- **Stated task**
Copy word for word everything from the start of the records down to the line containing "day-number: 19: [22, 391, 119, 406]", including that line.

- **Data provided**
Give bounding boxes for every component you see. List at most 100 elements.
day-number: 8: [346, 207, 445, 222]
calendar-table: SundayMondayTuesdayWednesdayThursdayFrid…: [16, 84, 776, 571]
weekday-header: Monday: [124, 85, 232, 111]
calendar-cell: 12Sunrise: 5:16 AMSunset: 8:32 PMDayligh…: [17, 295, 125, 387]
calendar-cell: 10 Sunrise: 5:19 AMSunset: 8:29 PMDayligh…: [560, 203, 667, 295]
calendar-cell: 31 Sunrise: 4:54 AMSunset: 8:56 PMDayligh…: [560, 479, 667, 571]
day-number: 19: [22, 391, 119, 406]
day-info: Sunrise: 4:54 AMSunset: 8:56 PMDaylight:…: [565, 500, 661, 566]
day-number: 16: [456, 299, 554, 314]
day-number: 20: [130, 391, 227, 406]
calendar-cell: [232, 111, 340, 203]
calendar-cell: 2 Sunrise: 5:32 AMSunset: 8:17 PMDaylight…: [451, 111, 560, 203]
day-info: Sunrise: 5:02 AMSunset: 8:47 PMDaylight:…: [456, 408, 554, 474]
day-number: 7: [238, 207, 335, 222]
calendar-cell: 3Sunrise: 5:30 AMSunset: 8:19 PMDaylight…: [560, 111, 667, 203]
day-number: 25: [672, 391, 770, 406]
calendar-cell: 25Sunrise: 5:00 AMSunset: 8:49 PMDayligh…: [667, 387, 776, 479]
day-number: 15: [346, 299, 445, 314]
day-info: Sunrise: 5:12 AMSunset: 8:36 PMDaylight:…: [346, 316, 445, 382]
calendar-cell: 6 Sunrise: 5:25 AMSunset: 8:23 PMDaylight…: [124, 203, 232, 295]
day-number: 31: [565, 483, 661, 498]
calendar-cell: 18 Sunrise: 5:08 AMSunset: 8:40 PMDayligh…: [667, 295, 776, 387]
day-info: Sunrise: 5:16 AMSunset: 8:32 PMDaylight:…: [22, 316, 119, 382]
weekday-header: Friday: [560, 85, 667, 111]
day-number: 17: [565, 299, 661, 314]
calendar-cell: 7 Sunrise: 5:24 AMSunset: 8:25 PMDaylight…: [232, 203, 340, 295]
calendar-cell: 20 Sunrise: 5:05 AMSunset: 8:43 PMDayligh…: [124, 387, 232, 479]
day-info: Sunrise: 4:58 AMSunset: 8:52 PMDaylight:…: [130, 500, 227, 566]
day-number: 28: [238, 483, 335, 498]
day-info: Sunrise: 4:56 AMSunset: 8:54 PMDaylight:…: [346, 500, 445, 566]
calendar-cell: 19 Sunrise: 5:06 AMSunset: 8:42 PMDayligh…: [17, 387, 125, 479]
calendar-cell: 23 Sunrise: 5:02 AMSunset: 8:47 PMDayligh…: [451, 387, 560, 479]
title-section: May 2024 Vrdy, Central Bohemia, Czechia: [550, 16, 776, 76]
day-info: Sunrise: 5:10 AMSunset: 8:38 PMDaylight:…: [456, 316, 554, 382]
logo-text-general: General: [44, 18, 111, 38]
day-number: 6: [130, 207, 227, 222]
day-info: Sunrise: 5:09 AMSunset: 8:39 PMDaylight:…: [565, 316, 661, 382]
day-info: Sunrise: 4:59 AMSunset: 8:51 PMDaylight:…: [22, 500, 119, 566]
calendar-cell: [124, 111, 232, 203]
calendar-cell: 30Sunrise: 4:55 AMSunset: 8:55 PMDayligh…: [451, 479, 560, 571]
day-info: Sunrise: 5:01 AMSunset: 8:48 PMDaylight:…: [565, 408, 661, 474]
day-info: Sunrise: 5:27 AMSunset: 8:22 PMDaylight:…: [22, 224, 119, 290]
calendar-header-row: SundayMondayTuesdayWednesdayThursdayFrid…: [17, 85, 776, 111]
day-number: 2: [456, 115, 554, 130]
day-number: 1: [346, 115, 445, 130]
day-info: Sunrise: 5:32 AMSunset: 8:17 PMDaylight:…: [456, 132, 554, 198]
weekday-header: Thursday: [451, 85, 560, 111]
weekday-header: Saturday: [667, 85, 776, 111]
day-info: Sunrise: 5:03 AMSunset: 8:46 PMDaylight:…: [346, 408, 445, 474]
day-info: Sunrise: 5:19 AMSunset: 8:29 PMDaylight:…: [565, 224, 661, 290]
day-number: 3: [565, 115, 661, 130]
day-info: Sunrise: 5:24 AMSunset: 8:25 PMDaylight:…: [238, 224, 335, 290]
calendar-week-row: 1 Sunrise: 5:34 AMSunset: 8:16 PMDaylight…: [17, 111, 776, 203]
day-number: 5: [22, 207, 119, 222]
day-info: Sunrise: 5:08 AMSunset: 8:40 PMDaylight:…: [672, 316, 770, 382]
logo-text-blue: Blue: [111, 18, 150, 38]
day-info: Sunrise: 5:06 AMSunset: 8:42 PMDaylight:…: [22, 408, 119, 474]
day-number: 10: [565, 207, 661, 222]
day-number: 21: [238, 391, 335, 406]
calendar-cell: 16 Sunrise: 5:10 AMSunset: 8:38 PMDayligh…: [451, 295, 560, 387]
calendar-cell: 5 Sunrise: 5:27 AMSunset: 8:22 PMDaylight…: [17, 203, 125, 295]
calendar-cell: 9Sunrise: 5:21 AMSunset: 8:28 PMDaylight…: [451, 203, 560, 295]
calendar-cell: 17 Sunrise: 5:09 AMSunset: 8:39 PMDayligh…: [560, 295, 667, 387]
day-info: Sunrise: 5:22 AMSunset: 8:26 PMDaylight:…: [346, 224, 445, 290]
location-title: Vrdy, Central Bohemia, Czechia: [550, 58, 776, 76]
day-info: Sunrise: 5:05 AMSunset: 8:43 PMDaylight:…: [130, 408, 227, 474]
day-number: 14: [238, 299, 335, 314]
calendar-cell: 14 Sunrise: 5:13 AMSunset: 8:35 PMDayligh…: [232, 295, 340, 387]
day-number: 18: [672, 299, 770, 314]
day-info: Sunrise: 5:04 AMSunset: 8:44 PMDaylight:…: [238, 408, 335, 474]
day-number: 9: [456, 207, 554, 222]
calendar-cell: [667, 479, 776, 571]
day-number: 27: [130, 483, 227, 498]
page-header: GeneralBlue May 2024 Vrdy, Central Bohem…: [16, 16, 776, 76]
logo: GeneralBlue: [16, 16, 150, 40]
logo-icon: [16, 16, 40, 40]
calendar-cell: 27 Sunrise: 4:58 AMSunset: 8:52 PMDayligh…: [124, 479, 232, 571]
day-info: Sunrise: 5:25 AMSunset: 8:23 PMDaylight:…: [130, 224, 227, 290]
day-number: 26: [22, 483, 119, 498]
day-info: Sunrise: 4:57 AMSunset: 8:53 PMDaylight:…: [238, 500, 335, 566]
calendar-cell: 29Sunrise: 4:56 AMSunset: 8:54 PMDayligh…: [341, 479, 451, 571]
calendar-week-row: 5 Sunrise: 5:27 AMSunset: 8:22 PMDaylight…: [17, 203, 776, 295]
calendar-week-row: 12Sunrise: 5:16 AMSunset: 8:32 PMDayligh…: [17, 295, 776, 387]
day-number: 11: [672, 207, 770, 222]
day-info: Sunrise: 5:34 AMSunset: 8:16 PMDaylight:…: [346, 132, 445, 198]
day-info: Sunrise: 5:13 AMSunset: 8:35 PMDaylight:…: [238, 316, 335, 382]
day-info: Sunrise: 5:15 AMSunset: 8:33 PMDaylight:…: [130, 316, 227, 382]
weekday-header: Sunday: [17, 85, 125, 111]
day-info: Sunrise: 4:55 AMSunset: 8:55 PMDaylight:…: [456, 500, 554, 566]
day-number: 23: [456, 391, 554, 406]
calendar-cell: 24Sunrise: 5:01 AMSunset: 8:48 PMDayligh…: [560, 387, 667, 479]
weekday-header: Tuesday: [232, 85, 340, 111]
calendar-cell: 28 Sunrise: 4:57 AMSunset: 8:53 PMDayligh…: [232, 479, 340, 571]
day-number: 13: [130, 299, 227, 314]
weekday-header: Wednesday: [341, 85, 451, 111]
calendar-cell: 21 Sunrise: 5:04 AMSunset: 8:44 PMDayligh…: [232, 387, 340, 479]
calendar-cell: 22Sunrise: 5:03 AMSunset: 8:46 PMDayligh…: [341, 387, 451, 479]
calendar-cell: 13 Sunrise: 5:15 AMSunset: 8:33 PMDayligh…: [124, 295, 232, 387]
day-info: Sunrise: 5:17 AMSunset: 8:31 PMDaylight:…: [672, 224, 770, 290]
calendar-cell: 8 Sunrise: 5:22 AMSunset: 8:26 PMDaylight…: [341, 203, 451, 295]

- **Answer for this exercise**
Give bounding boxes for every component you see. List at most 100 elements.
day-number: 8: [346, 207, 445, 222]
calendar-table: SundayMondayTuesdayWednesdayThursdayFrid…: [16, 84, 776, 571]
weekday-header: Monday: [124, 85, 232, 111]
calendar-cell: 12Sunrise: 5:16 AMSunset: 8:32 PMDayligh…: [17, 295, 125, 387]
calendar-cell: 10 Sunrise: 5:19 AMSunset: 8:29 PMDayligh…: [560, 203, 667, 295]
calendar-cell: 31 Sunrise: 4:54 AMSunset: 8:56 PMDayligh…: [560, 479, 667, 571]
day-number: 19: [22, 391, 119, 406]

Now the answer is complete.